> _Aim of the exercise_
Retype the data that follows line by line, exactly, and leave its pictures out.

> _Extracted data_
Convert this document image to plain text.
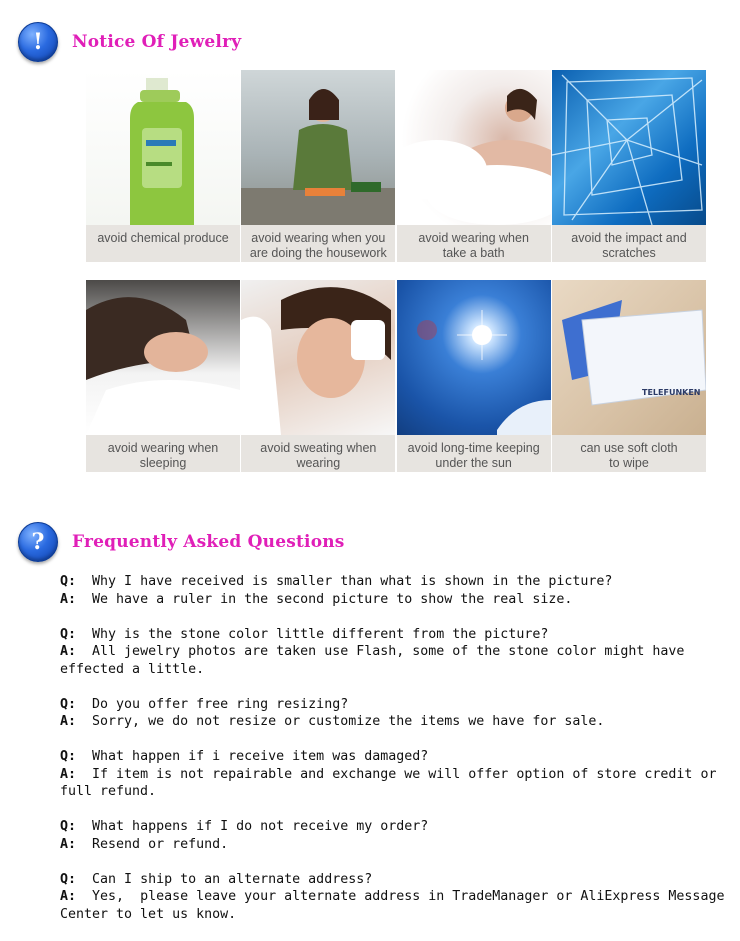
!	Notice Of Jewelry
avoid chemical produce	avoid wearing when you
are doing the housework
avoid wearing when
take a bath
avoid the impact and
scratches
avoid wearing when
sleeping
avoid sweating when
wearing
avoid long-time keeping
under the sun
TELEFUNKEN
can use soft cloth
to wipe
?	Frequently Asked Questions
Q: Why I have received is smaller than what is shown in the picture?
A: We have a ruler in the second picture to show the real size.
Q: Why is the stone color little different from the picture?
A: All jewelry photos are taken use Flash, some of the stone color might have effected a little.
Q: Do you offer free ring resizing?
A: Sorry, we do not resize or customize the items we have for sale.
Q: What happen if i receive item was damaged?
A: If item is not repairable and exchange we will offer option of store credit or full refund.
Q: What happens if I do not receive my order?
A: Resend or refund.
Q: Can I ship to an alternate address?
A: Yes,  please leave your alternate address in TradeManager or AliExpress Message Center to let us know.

> _Written response_
Convert this document image to plain text.
!	Notice Of Jewelry
avoid chemical produce	avoid wearing when you
are doing the housework
avoid wearing when
take a bath
avoid the impact and
scratches
avoid wearing when
sleeping
avoid sweating when
wearing
avoid long-time keeping
under the sun
TELEFUNKEN
can use soft cloth
to wipe
?	Frequently Asked Questions
Q: Why I have received is smaller than what is shown in the picture?
A: We have a ruler in the second picture to show the real size.
Q: Why is the stone color little different from the picture?
A: All jewelry photos are taken use Flash, some of the stone color might have effected a little.
Q: Do you offer free ring resizing?
A: Sorry, we do not resize or customize the items we have for sale.
Q: What happen if i receive item was damaged?
A: If item is not repairable and exchange we will offer option of store credit or full refund.
Q: What happens if I do not receive my order?
A: Resend or refund.
Q: Can I ship to an alternate address?
A: Yes,  please leave your alternate address in TradeManager or AliExpress Message Center to let us know.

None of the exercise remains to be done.